◆ **Written instruction**
Your task is to print all of the material verbatim.

◆ **Data records**

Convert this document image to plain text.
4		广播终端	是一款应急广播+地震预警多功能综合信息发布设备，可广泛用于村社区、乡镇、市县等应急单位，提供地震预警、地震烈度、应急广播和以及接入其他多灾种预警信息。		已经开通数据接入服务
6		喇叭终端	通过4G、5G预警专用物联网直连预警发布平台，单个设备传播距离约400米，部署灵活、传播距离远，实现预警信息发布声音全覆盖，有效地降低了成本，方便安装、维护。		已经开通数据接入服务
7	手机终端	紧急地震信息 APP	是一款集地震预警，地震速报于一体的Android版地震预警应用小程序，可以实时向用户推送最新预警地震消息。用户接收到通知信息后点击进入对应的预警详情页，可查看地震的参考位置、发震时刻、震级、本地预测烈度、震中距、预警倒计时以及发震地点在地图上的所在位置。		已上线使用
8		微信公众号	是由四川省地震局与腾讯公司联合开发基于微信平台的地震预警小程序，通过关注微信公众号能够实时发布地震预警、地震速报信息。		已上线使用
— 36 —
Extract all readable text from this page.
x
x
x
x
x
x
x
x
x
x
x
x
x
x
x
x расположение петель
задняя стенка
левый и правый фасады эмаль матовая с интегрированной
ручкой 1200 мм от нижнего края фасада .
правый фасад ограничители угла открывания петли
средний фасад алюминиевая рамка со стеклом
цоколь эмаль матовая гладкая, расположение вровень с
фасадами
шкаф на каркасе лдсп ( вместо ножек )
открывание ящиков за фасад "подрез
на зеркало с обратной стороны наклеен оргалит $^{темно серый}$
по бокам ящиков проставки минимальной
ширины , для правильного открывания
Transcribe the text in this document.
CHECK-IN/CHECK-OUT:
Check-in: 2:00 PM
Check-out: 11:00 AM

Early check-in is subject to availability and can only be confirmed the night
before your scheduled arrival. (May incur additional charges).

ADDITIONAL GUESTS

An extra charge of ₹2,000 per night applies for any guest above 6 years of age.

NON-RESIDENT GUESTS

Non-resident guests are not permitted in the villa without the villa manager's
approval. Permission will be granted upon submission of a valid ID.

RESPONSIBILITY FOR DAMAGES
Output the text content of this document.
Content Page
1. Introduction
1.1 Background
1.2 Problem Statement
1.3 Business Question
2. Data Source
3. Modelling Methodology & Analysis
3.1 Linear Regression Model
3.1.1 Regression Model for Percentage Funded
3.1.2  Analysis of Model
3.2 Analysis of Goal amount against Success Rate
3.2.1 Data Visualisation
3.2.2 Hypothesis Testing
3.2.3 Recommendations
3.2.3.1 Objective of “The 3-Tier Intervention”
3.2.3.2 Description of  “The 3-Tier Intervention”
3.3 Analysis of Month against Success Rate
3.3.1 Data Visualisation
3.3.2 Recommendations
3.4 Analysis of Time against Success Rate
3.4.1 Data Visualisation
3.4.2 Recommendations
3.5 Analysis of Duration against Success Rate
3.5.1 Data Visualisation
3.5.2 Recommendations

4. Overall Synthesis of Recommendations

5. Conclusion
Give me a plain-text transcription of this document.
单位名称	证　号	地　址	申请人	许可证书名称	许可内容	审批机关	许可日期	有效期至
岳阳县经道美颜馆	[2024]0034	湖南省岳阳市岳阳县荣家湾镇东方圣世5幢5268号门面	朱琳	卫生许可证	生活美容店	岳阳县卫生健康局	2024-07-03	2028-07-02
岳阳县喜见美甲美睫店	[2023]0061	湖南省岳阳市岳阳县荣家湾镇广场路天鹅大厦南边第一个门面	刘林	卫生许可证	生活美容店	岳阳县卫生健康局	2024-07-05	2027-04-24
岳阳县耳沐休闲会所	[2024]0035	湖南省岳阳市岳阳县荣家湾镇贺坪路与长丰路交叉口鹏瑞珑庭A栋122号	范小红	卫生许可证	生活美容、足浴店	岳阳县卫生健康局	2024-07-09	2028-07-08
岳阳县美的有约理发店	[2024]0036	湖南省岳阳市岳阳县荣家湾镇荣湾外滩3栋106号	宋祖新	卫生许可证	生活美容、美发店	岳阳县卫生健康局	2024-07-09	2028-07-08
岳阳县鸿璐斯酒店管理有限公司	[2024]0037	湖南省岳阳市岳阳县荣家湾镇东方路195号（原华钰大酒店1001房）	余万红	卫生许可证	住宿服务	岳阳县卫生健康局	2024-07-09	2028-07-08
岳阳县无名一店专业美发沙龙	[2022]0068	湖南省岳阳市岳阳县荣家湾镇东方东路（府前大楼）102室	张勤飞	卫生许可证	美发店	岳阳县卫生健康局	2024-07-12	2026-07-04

◆ **Final answer**
Convert this document image to plain text.
4		广播终端	是一款应急广播+地震预警多功能综合信息发布设备，可广泛用于村社区、乡镇、市县等应急单位，提供地震预警、地震烈度、应急广播和以及接入其他多灾种预警信息。		已经开通数据接入服务
6		喇叭终端	通过4G、5G预警专用物联网直连预警发布平台，单个设备传播距离约400米，部署灵活、传播距离远，实现预警信息发布声音全覆盖，有效地降低了成本，方便安装、维护。		已经开通数据接入服务
7	手机终端	紧急地震信息 APP	是一款集地震预警，地震速报于一体的Android版地震预警应用小程序，可以实时向用户推送最新预警地震消息。用户接收到通知信息后点击进入对应的预警详情页，可查看地震的参考位置、发震时刻、震级、本地预测烈度、震中距、预警倒计时以及发震地点在地图上的所在位置。		已上线使用
8		微信公众号	是由四川省地震局与腾讯公司联合开发基于微信平台的地震预警小程序，通过关注微信公众号能够实时发布地震预警、地震速报信息。		已上线使用
— 36 —
Extract all readable text from this page.
x
x
x
x
x
x
x
x
x
x
x
x
x
x
x
x расположение петель
задняя стенка
левый и правый фасады эмаль матовая с интегрированной
ручкой 1200 мм от нижнего края фасада .
правый фасад ограничители угла открывания петли
средний фасад алюминиевая рамка со стеклом
цоколь эмаль матовая гладкая, расположение вровень с
фасадами
шкаф на каркасе лдсп ( вместо ножек )
открывание ящиков за фасад "подрез
на зеркало с обратной стороны наклеен оргалит $^{темно серый}$
по бокам ящиков проставки минимальной
ширины , для правильного открывания
Transcribe the text in this document.
CHECK-IN/CHECK-OUT:
Check-in: 2:00 PM
Check-out: 11:00 AM

Early check-in is subject to availability and can only be confirmed the night
before your scheduled arrival. (May incur additional charges).

ADDITIONAL GUESTS

An extra charge of ₹2,000 per night applies for any guest above 6 years of age.

NON-RESIDENT GUESTS

Non-resident guests are not permitted in the villa without the villa manager's
approval. Permission will be granted upon submission of a valid ID.

RESPONSIBILITY FOR DAMAGES
Output the text content of this document.
Content Page
1. Introduction
1.1 Background
1.2 Problem Statement
1.3 Business Question
2. Data Source
3. Modelling Methodology & Analysis
3.1 Linear Regression Model
3.1.1 Regression Model for Percentage Funded
3.1.2  Analysis of Model
3.2 Analysis of Goal amount against Success Rate
3.2.1 Data Visualisation
3.2.2 Hypothesis Testing
3.2.3 Recommendations
3.2.3.1 Objective of “The 3-Tier Intervention”
3.2.3.2 Description of  “The 3-Tier Intervention”
3.3 Analysis of Month against Success Rate
3.3.1 Data Visualisation
3.3.2 Recommendations
3.4 Analysis of Time against Success Rate
3.4.1 Data Visualisation
3.4.2 Recommendations
3.5 Analysis of Duration against Success Rate
3.5.1 Data Visualisation
3.5.2 Recommendations

4. Overall Synthesis of Recommendations

5. Conclusion
Give me a plain-text transcription of this document.
单位名称	证　号	地　址	申请人	许可证书名称	许可内容	审批机关	许可日期	有效期至
岳阳县经道美颜馆	[2024]0034	湖南省岳阳市岳阳县荣家湾镇东方圣世5幢5268号门面	朱琳	卫生许可证	生活美容店	岳阳县卫生健康局	2024-07-03	2028-07-02
岳阳县喜见美甲美睫店	[2023]0061	湖南省岳阳市岳阳县荣家湾镇广场路天鹅大厦南边第一个门面	刘林	卫生许可证	生活美容店	岳阳县卫生健康局	2024-07-05	2027-04-24
岳阳县耳沐休闲会所	[2024]0035	湖南省岳阳市岳阳县荣家湾镇贺坪路与长丰路交叉口鹏瑞珑庭A栋122号	范小红	卫生许可证	生活美容、足浴店	岳阳县卫生健康局	2024-07-09	2028-07-08
岳阳县美的有约理发店	[2024]0036	湖南省岳阳市岳阳县荣家湾镇荣湾外滩3栋106号	宋祖新	卫生许可证	生活美容、美发店	岳阳县卫生健康局	2024-07-09	2028-07-08
岳阳县鸿璐斯酒店管理有限公司	[2024]0037	湖南省岳阳市岳阳县荣家湾镇东方路195号（原华钰大酒店1001房）	余万红	卫生许可证	住宿服务	岳阳县卫生健康局	2024-07-09	2028-07-08
岳阳县无名一店专业美发沙龙	[2022]0068	湖南省岳阳市岳阳县荣家湾镇东方东路（府前大楼）102室	张勤飞	卫生许可证	美发店	岳阳县卫生健康局	2024-07-12	2026-07-04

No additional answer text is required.